**Instruction**:
Copy out the lines of the material below word for word, starting at the first line and ending at the line that contains "y-tick-label: 0.80 bbox=[40, 264, 68, 279]", with both of those lines included.

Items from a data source
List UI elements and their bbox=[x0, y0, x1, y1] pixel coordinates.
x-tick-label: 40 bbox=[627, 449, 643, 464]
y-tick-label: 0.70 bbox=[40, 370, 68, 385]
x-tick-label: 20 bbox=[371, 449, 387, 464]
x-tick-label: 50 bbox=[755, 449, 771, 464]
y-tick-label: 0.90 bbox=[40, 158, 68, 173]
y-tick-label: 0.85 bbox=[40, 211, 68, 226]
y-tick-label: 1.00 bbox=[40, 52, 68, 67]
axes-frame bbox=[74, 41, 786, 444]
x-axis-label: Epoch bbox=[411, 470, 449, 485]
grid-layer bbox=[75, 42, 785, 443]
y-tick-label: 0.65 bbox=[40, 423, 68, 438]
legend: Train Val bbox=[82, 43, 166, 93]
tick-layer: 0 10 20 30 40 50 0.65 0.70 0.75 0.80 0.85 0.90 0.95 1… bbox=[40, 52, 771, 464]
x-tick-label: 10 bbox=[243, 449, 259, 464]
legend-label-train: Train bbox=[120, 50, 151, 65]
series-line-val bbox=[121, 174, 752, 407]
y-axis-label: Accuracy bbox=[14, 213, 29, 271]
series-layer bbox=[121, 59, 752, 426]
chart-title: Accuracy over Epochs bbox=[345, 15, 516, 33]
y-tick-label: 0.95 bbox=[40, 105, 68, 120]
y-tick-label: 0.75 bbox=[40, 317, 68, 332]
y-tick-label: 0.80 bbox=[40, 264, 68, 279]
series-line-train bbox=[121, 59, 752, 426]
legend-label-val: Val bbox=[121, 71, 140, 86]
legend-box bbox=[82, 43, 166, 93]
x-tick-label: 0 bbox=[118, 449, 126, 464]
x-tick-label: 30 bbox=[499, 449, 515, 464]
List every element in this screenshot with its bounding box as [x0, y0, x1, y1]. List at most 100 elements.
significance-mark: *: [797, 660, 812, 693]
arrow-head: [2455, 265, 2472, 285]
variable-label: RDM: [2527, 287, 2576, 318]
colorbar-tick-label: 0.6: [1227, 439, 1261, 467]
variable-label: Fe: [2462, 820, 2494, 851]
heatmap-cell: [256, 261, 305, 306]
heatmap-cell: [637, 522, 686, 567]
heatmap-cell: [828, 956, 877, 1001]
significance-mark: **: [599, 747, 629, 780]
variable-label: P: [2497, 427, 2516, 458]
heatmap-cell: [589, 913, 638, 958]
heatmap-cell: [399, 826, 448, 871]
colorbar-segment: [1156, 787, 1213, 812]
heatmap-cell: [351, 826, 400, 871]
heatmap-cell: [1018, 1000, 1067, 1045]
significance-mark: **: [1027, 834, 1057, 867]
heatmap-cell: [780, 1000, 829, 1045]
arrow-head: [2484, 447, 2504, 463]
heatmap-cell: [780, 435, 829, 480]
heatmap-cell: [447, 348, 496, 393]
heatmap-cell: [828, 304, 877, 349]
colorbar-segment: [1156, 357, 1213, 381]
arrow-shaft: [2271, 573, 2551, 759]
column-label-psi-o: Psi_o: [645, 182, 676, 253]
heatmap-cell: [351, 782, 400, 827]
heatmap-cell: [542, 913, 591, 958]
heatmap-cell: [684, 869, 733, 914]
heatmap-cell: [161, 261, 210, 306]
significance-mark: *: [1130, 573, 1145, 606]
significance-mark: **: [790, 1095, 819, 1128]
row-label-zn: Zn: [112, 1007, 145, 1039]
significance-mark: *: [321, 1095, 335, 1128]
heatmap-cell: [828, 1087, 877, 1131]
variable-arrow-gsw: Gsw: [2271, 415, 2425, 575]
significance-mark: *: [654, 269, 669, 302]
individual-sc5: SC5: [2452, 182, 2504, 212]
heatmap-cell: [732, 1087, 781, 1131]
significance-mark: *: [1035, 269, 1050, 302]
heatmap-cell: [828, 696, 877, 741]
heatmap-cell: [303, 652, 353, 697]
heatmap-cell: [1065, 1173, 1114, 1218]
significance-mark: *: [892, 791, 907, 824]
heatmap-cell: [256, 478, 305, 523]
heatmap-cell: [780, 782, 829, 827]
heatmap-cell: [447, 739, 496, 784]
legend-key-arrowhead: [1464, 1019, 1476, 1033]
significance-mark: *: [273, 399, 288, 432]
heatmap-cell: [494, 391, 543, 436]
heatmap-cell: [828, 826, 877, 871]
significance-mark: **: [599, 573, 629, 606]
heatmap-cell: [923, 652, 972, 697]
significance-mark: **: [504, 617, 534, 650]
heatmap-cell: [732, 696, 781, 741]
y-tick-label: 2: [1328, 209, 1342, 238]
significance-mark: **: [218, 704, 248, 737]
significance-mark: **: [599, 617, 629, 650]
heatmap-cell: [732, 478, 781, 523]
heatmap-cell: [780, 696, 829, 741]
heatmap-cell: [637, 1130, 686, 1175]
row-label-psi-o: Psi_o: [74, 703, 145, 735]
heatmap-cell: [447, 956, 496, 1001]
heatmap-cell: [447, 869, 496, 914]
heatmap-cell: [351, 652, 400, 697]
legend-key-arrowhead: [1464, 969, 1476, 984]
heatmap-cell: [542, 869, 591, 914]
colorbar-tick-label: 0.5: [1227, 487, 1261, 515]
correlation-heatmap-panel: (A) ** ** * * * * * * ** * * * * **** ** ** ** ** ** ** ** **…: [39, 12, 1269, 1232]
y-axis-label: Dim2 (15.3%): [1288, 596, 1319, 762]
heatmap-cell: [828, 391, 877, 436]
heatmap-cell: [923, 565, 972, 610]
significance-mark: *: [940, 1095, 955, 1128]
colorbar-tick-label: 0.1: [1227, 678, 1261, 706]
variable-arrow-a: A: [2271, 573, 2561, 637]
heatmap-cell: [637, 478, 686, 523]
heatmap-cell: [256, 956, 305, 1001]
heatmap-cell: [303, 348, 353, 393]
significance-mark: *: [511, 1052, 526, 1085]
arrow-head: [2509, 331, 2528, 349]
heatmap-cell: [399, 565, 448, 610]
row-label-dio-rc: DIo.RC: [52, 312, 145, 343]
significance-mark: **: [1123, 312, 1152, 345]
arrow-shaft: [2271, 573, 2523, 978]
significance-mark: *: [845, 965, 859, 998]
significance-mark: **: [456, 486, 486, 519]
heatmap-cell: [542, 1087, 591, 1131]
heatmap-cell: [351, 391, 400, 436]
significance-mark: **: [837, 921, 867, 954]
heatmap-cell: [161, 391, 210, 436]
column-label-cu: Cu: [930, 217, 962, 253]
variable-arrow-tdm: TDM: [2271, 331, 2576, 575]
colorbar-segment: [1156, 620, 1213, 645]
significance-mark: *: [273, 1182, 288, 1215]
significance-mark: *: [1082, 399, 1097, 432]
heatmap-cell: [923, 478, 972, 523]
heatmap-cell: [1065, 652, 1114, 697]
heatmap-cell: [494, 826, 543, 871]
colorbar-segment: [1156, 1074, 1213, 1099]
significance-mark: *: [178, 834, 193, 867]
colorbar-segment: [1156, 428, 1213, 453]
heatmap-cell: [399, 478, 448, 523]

**Expected output**:
List UI elements and their bbox=[x0, y0, x1, y1] pixel coordinates.
x-tick-label: 40 bbox=[627, 449, 643, 464]
y-tick-label: 0.70 bbox=[40, 370, 68, 385]
x-tick-label: 20 bbox=[371, 449, 387, 464]
x-tick-label: 50 bbox=[755, 449, 771, 464]
y-tick-label: 0.90 bbox=[40, 158, 68, 173]
y-tick-label: 0.85 bbox=[40, 211, 68, 226]
y-tick-label: 1.00 bbox=[40, 52, 68, 67]
axes-frame bbox=[74, 41, 786, 444]
x-axis-label: Epoch bbox=[411, 470, 449, 485]
grid-layer bbox=[75, 42, 785, 443]
y-tick-label: 0.65 bbox=[40, 423, 68, 438]
legend: Train Val bbox=[82, 43, 166, 93]
tick-layer: 0 10 20 30 40 50 0.65 0.70 0.75 0.80 0.85 0.90 0.95 1… bbox=[40, 52, 771, 464]
x-tick-label: 10 bbox=[243, 449, 259, 464]
legend-label-train: Train bbox=[120, 50, 151, 65]
series-line-val bbox=[121, 174, 752, 407]
y-axis-label: Accuracy bbox=[14, 213, 29, 271]
series-layer bbox=[121, 59, 752, 426]
chart-title: Accuracy over Epochs bbox=[345, 15, 516, 33]
y-tick-label: 0.95 bbox=[40, 105, 68, 120]
y-tick-label: 0.75 bbox=[40, 317, 68, 332]
y-tick-label: 0.80 bbox=[40, 264, 68, 279]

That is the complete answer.